=== Instructions ===
A – Copy the stretch of the calculator issue from "When building a" through "require 3 of them." word for word.
B – Answer these questions using the calculator issue.
(i) How many processing units per minute does the writer want to produce?
(ii) How many assembling machines produce the total of 216 electronic circuits?
(iii) Which proposal does the writer say should not be too bad?
C – Write the next part of the calculator issue, picking up after its last sentence.

=== Excerpt ===
________

Open frank-segui opened this issue 6 years ago • 5 comments

Challenge:

When building a factory often a intermediate product is used by different products. The calculator makes it easy to know the total amount of assemblers needed, but not the portion of the assemblers needed by each product. I often want to separate the assemblers and put them close to what is going to use them, but I have to calculate how many assemblers each use manually.

For example:

I want to produce 9 processing units per minute. That requires 180 electronic circuits and 18 advanced circuits. The advanced circuits in turn require 36 electronic circuits. The total amount of electronic circuits is 216 which are produced by 3.6 assembling machines.

The amount of electronic circuits required by each product is clearly shown but not that advanced circuits require 0.6 of the total 3.6 electronic circuits assemblers and processing units require 3 of them.

Proposal(s):

  • Show the amount of assemblers required for all dependencies of highlighted product on the visualized tab.
  • Toggle display mode in visualize tab. (Resources/Assemblers/Belts?)

I am not sure how the first one would be done UI wise, but the second one should not be too bad.

________

Excerpts from a dataset
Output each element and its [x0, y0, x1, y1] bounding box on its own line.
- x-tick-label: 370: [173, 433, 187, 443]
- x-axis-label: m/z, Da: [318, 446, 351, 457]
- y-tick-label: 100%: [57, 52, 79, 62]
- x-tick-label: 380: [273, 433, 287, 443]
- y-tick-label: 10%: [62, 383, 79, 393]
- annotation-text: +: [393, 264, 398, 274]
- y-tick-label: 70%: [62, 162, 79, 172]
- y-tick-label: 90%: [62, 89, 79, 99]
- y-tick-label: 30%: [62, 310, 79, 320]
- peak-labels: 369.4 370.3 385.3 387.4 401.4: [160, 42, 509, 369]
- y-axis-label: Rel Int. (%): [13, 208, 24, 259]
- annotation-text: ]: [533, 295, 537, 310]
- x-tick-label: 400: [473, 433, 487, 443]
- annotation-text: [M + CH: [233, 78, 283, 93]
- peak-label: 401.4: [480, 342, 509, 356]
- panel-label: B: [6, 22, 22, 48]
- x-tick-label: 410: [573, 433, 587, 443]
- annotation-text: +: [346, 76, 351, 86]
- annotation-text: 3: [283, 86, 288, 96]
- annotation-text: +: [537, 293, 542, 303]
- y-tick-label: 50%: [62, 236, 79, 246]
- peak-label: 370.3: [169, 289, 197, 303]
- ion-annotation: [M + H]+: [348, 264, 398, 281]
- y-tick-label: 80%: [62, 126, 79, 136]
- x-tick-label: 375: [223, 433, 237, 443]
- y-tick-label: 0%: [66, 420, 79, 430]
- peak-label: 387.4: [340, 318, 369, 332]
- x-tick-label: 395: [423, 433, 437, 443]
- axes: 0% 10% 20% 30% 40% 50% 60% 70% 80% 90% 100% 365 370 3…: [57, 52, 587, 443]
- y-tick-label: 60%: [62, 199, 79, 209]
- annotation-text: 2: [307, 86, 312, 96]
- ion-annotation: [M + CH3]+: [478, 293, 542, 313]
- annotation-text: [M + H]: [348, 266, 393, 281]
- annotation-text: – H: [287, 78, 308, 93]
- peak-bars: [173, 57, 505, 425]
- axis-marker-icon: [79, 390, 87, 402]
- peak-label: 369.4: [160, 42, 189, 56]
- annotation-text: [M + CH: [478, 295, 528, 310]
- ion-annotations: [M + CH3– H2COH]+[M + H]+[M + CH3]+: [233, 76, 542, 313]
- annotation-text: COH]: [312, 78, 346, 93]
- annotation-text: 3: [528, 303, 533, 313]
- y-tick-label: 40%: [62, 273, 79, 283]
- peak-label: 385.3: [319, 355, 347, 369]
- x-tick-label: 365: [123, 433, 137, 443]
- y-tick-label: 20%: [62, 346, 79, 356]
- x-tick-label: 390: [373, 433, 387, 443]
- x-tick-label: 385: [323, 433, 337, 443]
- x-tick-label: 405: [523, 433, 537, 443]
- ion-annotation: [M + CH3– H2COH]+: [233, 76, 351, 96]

________

=== Task responses ===
A –
When building a factory often a intermediate product is used by different products. The calculator makes it easy to know the total amount of assemblers needed, but not the portion of the assemblers needed by each product. I often want to separate the assemblers and put them close to what is going to use them, but I have to calculate how many assemblers each use manually.

For example:

I want to produce 9 processing units per minute. That requires 180 electronic circuits and 18 advanced circuits. The advanced circuits in turn require 36 electronic circuits. The total amount of electronic circuits is 216 which are produced by 3.6 assembling machines.

The amount of electronic circuits required by each product is clearly shown but not that advanced circuits require 0.6 of the total 3.6 electronic circuits assemblers and processing units require 3 of them.

B –
(i) 9
(ii) 3.6
(iii) The second one: toggling the display mode in the visualize tab (Resources/Assemblers/Belts?)

C –
frank-segui avatar Jan 05 '19 07:01 frank-segui

2nd one may also address https://github.com/KirkMcDonald/kirkmcdonald.github.io/issues/102 and https://github.com/KirkMcDonald/kirkmcdonald.github.io/issues/85

frank-segui avatar Jan 05 '19 07:01 frank-segui

Another proposal on how to solve this

The visualized dependency graph is always directed and acyclic. To be more precise, we have a polytree.

It's not hard to split a polytree into a list of directed rooted trees; one for each product. If we split the polytree the other way around, we get a directed rooted tree for each ingredient (personally I find this less useful, but it comes in handy at times).

With this proposal implemented, there will be three ways to visualize a factory: a "normal" view, a product view and an ingredient view.

piegamesde avatar Mar 08 '19 13:03 piegamesde

It is not acyclic. Consider uranium. And it's a bit of an artificial example, but consider the case in 0.16 of smelting copper by burning small electric poles. Various mods introduce other recipe cycles.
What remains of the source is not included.